[SUPPLIED ENTRIES]
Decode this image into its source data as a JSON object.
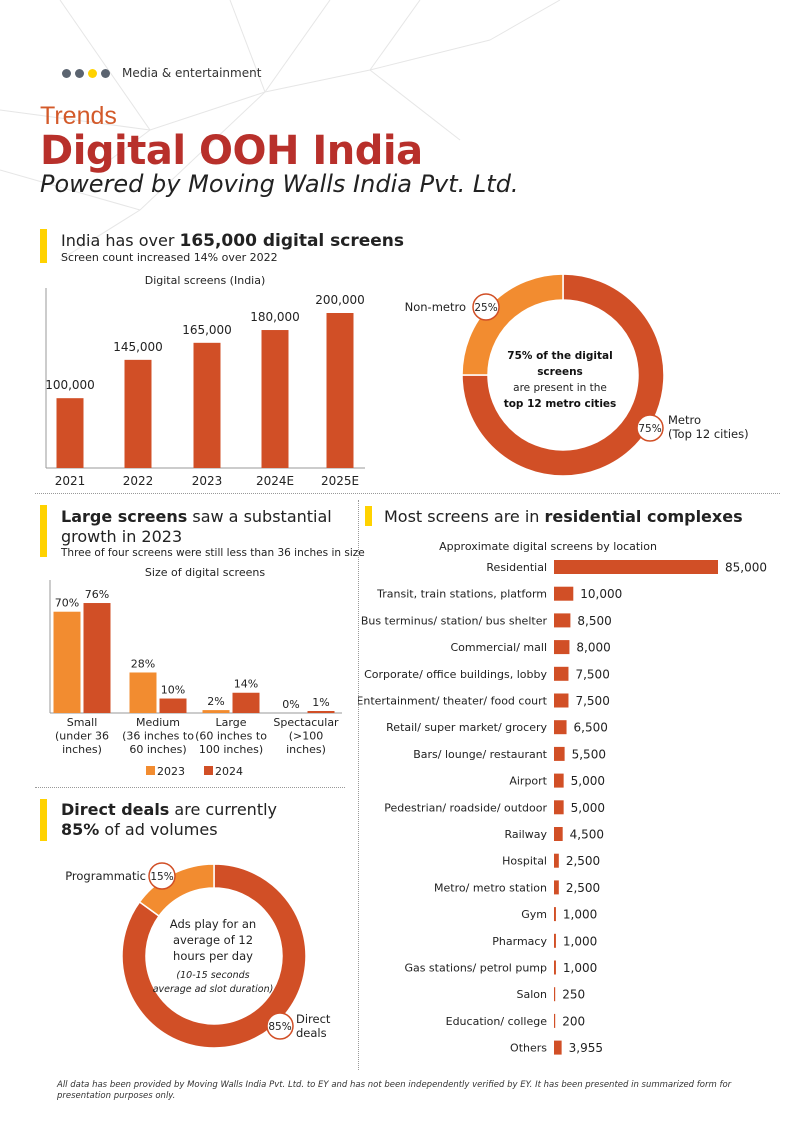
{
  "header": {
    "section": "Media & entertainment",
    "kicker": "Trends",
    "title": "Digital OOH India",
    "subtitle": "Powered by Moving Walls India Pvt. Ltd.",
    "dot_colors": [
      "#5b6470",
      "#5b6470",
      "#ffd200",
      "#5b6470"
    ]
  },
  "colors": {
    "primary": "#d14f26",
    "secondary": "#f28c30",
    "title": "#b8302b",
    "accent": "#ffd200"
  },
  "sections": {
    "screens": {
      "headline_pre": "India has over ",
      "headline_bold": "165,000 digital screens",
      "sub": "Screen count increased 14% over 2022"
    },
    "sizes": {
      "headline_bold": "Large screens",
      "headline_post": " saw a substantial growth in 2023",
      "sub": "Three of four screens were still less than 36 inches in size"
    },
    "deals": {
      "headline_bold": "Direct deals",
      "headline_post": " are currently",
      "headline_bold2": "85%",
      "headline_post2": " of ad volumes"
    },
    "location": {
      "headline_pre": "Most screens are in ",
      "headline_bold": "residential complexes"
    }
  },
  "chart_data": [
    {
      "type": "bar",
      "title": "Digital screens (India)",
      "categories": [
        "2021",
        "2022",
        "2023",
        "2024E",
        "2025E"
      ],
      "values": [
        100000,
        145000,
        165000,
        180000,
        200000
      ],
      "labels": [
        "100,000",
        "145,000",
        "165,000",
        "180,000",
        "200,000"
      ],
      "ylim": [
        65000,
        200000
      ],
      "xlabel": "",
      "ylabel": ""
    },
    {
      "type": "pie",
      "title": "",
      "slices": [
        {
          "name": "Metro",
          "name2": "(Top 12 cities)",
          "value": 75,
          "label": "75%"
        },
        {
          "name": "Non-metro",
          "value": 25,
          "label": "25%"
        }
      ],
      "center_text": {
        "bold1": "75% of the digital",
        "bold2": "screens",
        "normal": "are present in the",
        "bold3": "top 12 metro cities"
      }
    },
    {
      "type": "bar",
      "title": "Size of digital screens",
      "categories": [
        [
          "Small",
          "(under 36",
          "inches)"
        ],
        [
          "Medium",
          "(36 inches to",
          "60 inches)"
        ],
        [
          "Large",
          "(60 inches to",
          "100 inches)"
        ],
        [
          "Spectacular",
          "(>100",
          "inches)"
        ]
      ],
      "series": [
        {
          "name": "2023",
          "values": [
            70,
            28,
            2,
            0
          ],
          "labels": [
            "70%",
            "28%",
            "2%",
            "0%"
          ]
        },
        {
          "name": "2024",
          "values": [
            76,
            10,
            14,
            1
          ],
          "labels": [
            "76%",
            "10%",
            "14%",
            "1%"
          ]
        }
      ],
      "ylim": [
        0,
        80
      ],
      "legend": "bottom"
    },
    {
      "type": "pie",
      "title": "",
      "slices": [
        {
          "name": "Direct",
          "name2": "deals",
          "value": 85,
          "label": "85%"
        },
        {
          "name": "Programmatic",
          "value": 15,
          "label": "15%"
        }
      ],
      "center_text": {
        "l1": "Ads play for an",
        "l2": "average of 12",
        "l3": "hours per day",
        "i1": "(10-15 seconds",
        "i2": "average ad slot duration)"
      }
    },
    {
      "type": "bar",
      "orientation": "horizontal",
      "title": "Approximate digital screens by location",
      "categories": [
        "Residential",
        "Transit, train stations, platform",
        "Bus terminus/ station/ bus shelter",
        "Commercial/ mall",
        "Corporate/ office buildings, lobby",
        "Entertainment/ theater/ food court",
        "Retail/ super market/ grocery",
        "Bars/ lounge/ restaurant",
        "Airport",
        "Pedestrian/ roadside/ outdoor",
        "Railway",
        "Hospital",
        "Metro/ metro station",
        "Gym",
        "Pharmacy",
        "Gas stations/ petrol pump",
        "Salon",
        "Education/ college",
        "Others"
      ],
      "values": [
        85000,
        10000,
        8500,
        8000,
        7500,
        7500,
        6500,
        5500,
        5000,
        5000,
        4500,
        2500,
        2500,
        1000,
        1000,
        1000,
        250,
        200,
        3955
      ],
      "labels": [
        "85,000",
        "10,000",
        "8,500",
        "8,000",
        "7,500",
        "7,500",
        "6,500",
        "5,500",
        "5,000",
        "5,000",
        "4,500",
        "2,500",
        "2,500",
        "1,000",
        "1,000",
        "1,000",
        "250",
        "200",
        "3,955"
      ],
      "xlim": [
        0,
        85000
      ]
    }
  ],
  "footer": "All data has been provided by Moving Walls India Pvt. Ltd. to EY and has not been independently verified by EY. It has been presented in summarized form for presentation purposes only."
}
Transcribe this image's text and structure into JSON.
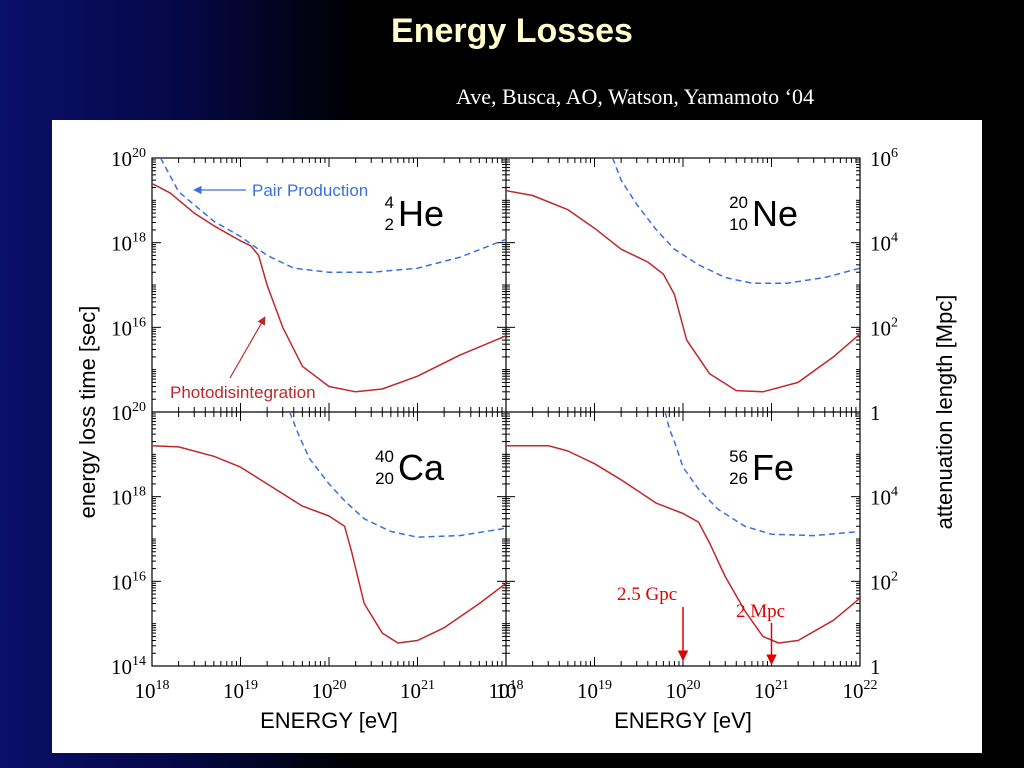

[WRITTEN EXERCISE] Reproduce the listing word for word and omit its pictures.

[THE SOLUTION]
Decode this image into its source data as a JSON object.
{
  "header": {
    "section": "Media & entertainment",
    "kicker": "Trends",
    "title": "Digital OOH India",
    "subtitle": "Powered by Moving Walls India Pvt. Ltd.",
    "dot_colors": [
      "#5b6470",
      "#5b6470",
      "#ffd200",
      "#5b6470"
    ]
  },
  "colors": {
    "primary": "#d14f26",
    "secondary": "#f28c30",
    "title": "#b8302b",
    "accent": "#ffd200"
  },
  "sections": {
    "screens": {
      "headline_pre": "India has over ",
      "headline_bold": "165,000 digital screens",
      "sub": "Screen count increased 14% over 2022"
    },
    "sizes": {
      "headline_bold": "Large screens",
      "headline_post": " saw a substantial growth in 2023",
      "sub": "Three of four screens were still less than 36 inches in size"
    },
    "deals": {
      "headline_bold": "Direct deals",
      "headline_post": " are currently",
      "headline_bold2": "85%",
      "headline_post2": " of ad volumes"
    },
    "location": {
      "headline_pre": "Most screens are in ",
      "headline_bold": "residential complexes"
    }
  },
  "chart_data": [
    {
      "type": "bar",
      "title": "Digital screens (India)",
      "categories": [
        "2021",
        "2022",
        "2023",
        "2024E",
        "2025E"
      ],
      "values": [
        100000,
        145000,
        165000,
        180000,
        200000
      ],
      "labels": [
        "100,000",
        "145,000",
        "165,000",
        "180,000",
        "200,000"
      ],
      "ylim": [
        65000,
        200000
      ],
      "xlabel": "",
      "ylabel": ""
    },
    {
      "type": "pie",
      "title": "",
      "slices": [
        {
          "name": "Metro",
          "name2": "(Top 12 cities)",
          "value": 75,
          "label": "75%"
        },
        {
          "name": "Non-metro",
          "value": 25,
          "label": "25%"
        }
      ],
      "center_text": {
        "bold1": "75% of the digital",
        "bold2": "screens",
        "normal": "are present in the",
        "bold3": "top 12 metro cities"
      }
    },
    {
      "type": "bar",
      "title": "Size of digital screens",
      "categories": [
        [
          "Small",
          "(under 36",
          "inches)"
        ],
        [
          "Medium",
          "(36 inches to",
          "60 inches)"
        ],
        [
          "Large",
          "(60 inches to",
          "100 inches)"
        ],
        [
          "Spectacular",
          "(>100",
          "inches)"
        ]
      ],
      "series": [
        {
          "name": "2023",
          "values": [
            70,
            28,
            2,
            0
          ],
          "labels": [
            "70%",
            "28%",
            "2%",
            "0%"
          ]
        },
        {
          "name": "2024",
          "values": [
            76,
            10,
            14,
            1
          ],
          "labels": [
            "76%",
            "10%",
            "14%",
            "1%"
          ]
        }
      ],
      "ylim": [
        0,
        80
      ],
      "legend": "bottom"
    },
    {
      "type": "pie",
      "title": "",
      "slices": [
        {
          "name": "Direct",
          "name2": "deals",
          "value": 85,
          "label": "85%"
        },
        {
          "name": "Programmatic",
          "value": 15,
          "label": "15%"
        }
      ],
      "center_text": {
        "l1": "Ads play for an",
        "l2": "average of 12",
        "l3": "hours per day",
        "i1": "(10-15 seconds",
        "i2": "average ad slot duration)"
      }
    },
    {
      "type": "bar",
      "orientation": "horizontal",
      "title": "Approximate digital screens by location",
      "categories": [
        "Residential",
        "Transit, train stations, platform",
        "Bus terminus/ station/ bus shelter",
        "Commercial/ mall",
        "Corporate/ office buildings, lobby",
        "Entertainment/ theater/ food court",
        "Retail/ super market/ grocery",
        "Bars/ lounge/ restaurant",
        "Airport",
        "Pedestrian/ roadside/ outdoor",
        "Railway",
        "Hospital",
        "Metro/ metro station",
        "Gym",
        "Pharmacy",
        "Gas stations/ petrol pump",
        "Salon",
        "Education/ college",
        "Others"
      ],
      "values": [
        85000,
        10000,
        8500,
        8000,
        7500,
        7500,
        6500,
        5500,
        5000,
        5000,
        4500,
        2500,
        2500,
        1000,
        1000,
        1000,
        250,
        200,
        3955
      ],
      "labels": [
        "85,000",
        "10,000",
        "8,500",
        "8,000",
        "7,500",
        "7,500",
        "6,500",
        "5,500",
        "5,000",
        "5,000",
        "4,500",
        "2,500",
        "2,500",
        "1,000",
        "1,000",
        "1,000",
        "250",
        "200",
        "3,955"
      ],
      "xlim": [
        0,
        85000
      ]
    }
  ],
  "footer": "All data has been provided by Moving Walls India Pvt. Ltd. to EY and has not been independently verified by EY. It has been presented in summarized form for presentation purposes only."
}
Transcribe this image's text and structure into JSON.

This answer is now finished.